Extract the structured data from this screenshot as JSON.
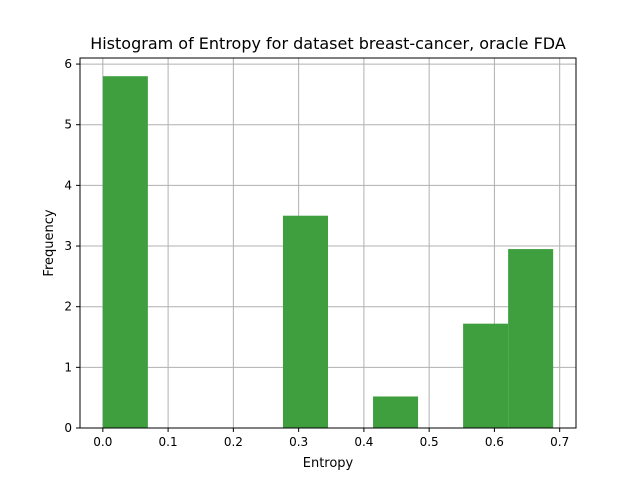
{
  "chart_data": {
    "type": "bar",
    "title": "Histogram of Entropy for dataset breast-cancer, oracle FDA",
    "xlabel": "Entropy",
    "ylabel": "Frequency",
    "xlim": [
      -0.035,
      0.725
    ],
    "ylim": [
      0,
      6.1
    ],
    "xticks": [
      "0.0",
      "0.1",
      "0.2",
      "0.3",
      "0.4",
      "0.5",
      "0.6",
      "0.7"
    ],
    "yticks": [
      "0",
      "1",
      "2",
      "3",
      "4",
      "5",
      "6"
    ],
    "grid": true,
    "bar_color": "#3f9f3f",
    "bins": [
      {
        "start": 0.0,
        "end": 0.069,
        "value": 5.8
      },
      {
        "start": 0.069,
        "end": 0.138,
        "value": 0
      },
      {
        "start": 0.138,
        "end": 0.207,
        "value": 0
      },
      {
        "start": 0.207,
        "end": 0.276,
        "value": 0
      },
      {
        "start": 0.276,
        "end": 0.345,
        "value": 3.5
      },
      {
        "start": 0.345,
        "end": 0.414,
        "value": 0
      },
      {
        "start": 0.414,
        "end": 0.483,
        "value": 0.52
      },
      {
        "start": 0.483,
        "end": 0.552,
        "value": 0
      },
      {
        "start": 0.552,
        "end": 0.621,
        "value": 1.72
      },
      {
        "start": 0.621,
        "end": 0.69,
        "value": 2.95
      }
    ]
  }
}
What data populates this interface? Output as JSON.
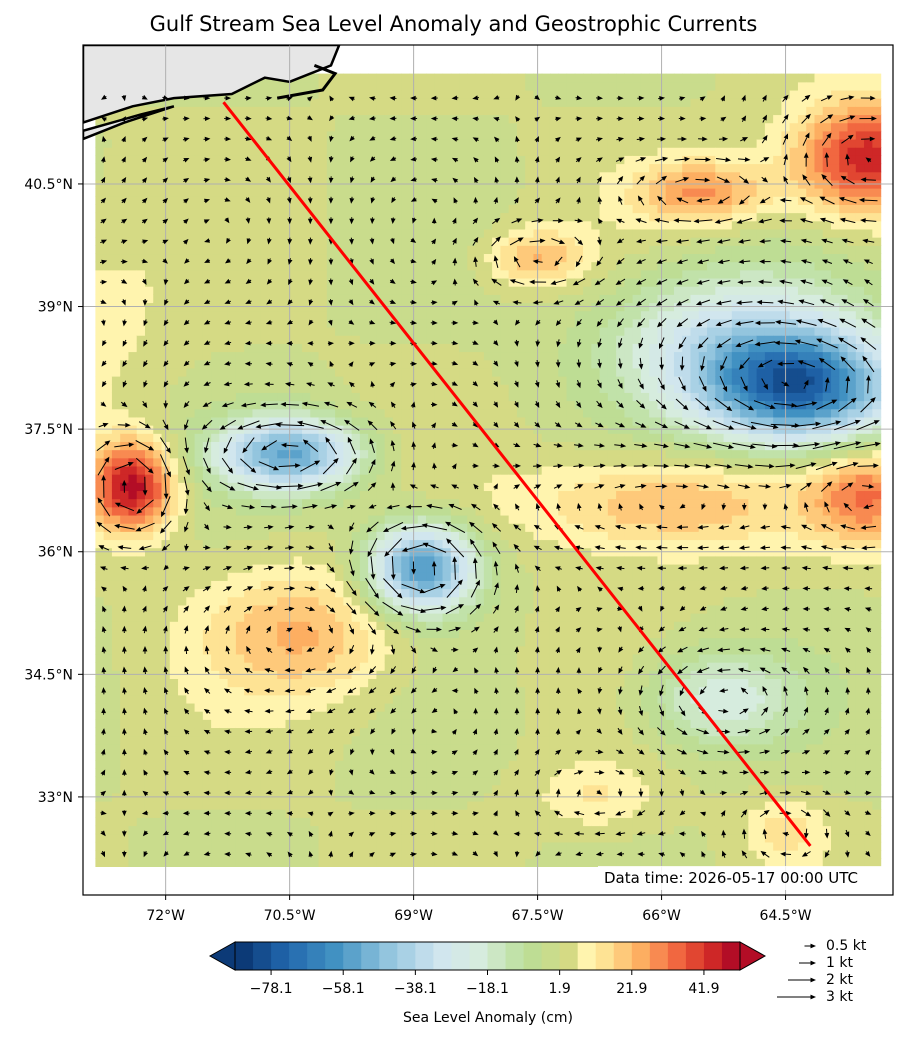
{
  "title": "Gulf Stream Sea Level Anomaly and Geostrophic Currents",
  "data_time": "Data time: 2026-05-17 00:00 UTC",
  "colorbar": {
    "label": "Sea Level Anomaly (cm)",
    "ticks": [
      "−78.1",
      "−58.1",
      "−38.1",
      "−18.1",
      "1.9",
      "21.9",
      "41.9"
    ],
    "tick_values": [
      -78.1,
      -58.1,
      -38.1,
      -18.1,
      1.9,
      21.9,
      41.9
    ],
    "range": [
      -88.1,
      51.9
    ],
    "extend": "both",
    "colormap": "RdYlBu_r"
  },
  "quiver_key": [
    "0.5 kt",
    "1 kt",
    "2 kt",
    "3 kt"
  ],
  "quiver_key_values": [
    0.5,
    1,
    2,
    3
  ],
  "colors": {
    "track": "#ff0000",
    "land": "#e6e6e6",
    "coast": "#000000",
    "grid": "#b0b0b0"
  },
  "chart_data": {
    "type": "heatmap",
    "title": "Gulf Stream Sea Level Anomaly and Geostrophic Currents",
    "xlabel": "",
    "ylabel": "",
    "xlim": [
      -73,
      -63.2
    ],
    "ylim": [
      31.8,
      42.2
    ],
    "x_ticks": [
      -72,
      -70.5,
      -69,
      -67.5,
      -66,
      -64.5
    ],
    "x_tick_labels": [
      "72°W",
      "70.5°W",
      "69°W",
      "67.5°W",
      "66°W",
      "64.5°W"
    ],
    "y_ticks": [
      33,
      34.5,
      36,
      37.5,
      39,
      40.5
    ],
    "y_tick_labels": [
      "33°N",
      "34.5°N",
      "36°N",
      "37.5°N",
      "39°N",
      "40.5°N"
    ],
    "grid": true,
    "background_sla": 2,
    "eddies": [
      {
        "lon": -64.3,
        "lat": 38.0,
        "amp": -70,
        "rx": 1.2,
        "ry": 0.7
      },
      {
        "lon": -65.2,
        "lat": 38.6,
        "amp": -30,
        "rx": 1.5,
        "ry": 0.9
      },
      {
        "lon": -70.5,
        "lat": 37.2,
        "amp": -55,
        "rx": 0.85,
        "ry": 0.45
      },
      {
        "lon": -68.9,
        "lat": 35.8,
        "amp": -62,
        "rx": 0.65,
        "ry": 0.55
      },
      {
        "lon": -72.4,
        "lat": 36.8,
        "amp": 48,
        "rx": 0.5,
        "ry": 0.55
      },
      {
        "lon": -63.5,
        "lat": 40.8,
        "amp": 45,
        "rx": 0.9,
        "ry": 0.7
      },
      {
        "lon": -65.5,
        "lat": 40.4,
        "amp": 25,
        "rx": 0.8,
        "ry": 0.4
      },
      {
        "lon": -67.5,
        "lat": 39.6,
        "amp": 20,
        "rx": 0.6,
        "ry": 0.35
      },
      {
        "lon": -66.0,
        "lat": 36.6,
        "amp": 22,
        "rx": 1.6,
        "ry": 0.6
      },
      {
        "lon": -63.5,
        "lat": 36.7,
        "amp": 28,
        "rx": 0.7,
        "ry": 0.6
      },
      {
        "lon": -70.3,
        "lat": 35.0,
        "amp": 20,
        "rx": 1.2,
        "ry": 0.8
      },
      {
        "lon": -65.3,
        "lat": 34.2,
        "amp": -25,
        "rx": 0.9,
        "ry": 0.6
      },
      {
        "lon": -73.0,
        "lat": 38.9,
        "amp": 8,
        "rx": 1.0,
        "ry": 1.2
      },
      {
        "lon": -66.8,
        "lat": 33.0,
        "amp": 10,
        "rx": 0.7,
        "ry": 0.4
      },
      {
        "lon": -64.5,
        "lat": 32.6,
        "amp": 12,
        "rx": 0.5,
        "ry": 0.4
      }
    ],
    "track": {
      "start": {
        "lon": -71.3,
        "lat": 41.5
      },
      "end": {
        "lon": -64.2,
        "lat": 32.4
      }
    }
  }
}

- _Problem to solve_: Gather all lines from the listing above in which "JSON" occurs.

- _Written response_:
Extract the structured data from this screenshot as JSON.
What data populates this interface? Output as JSON.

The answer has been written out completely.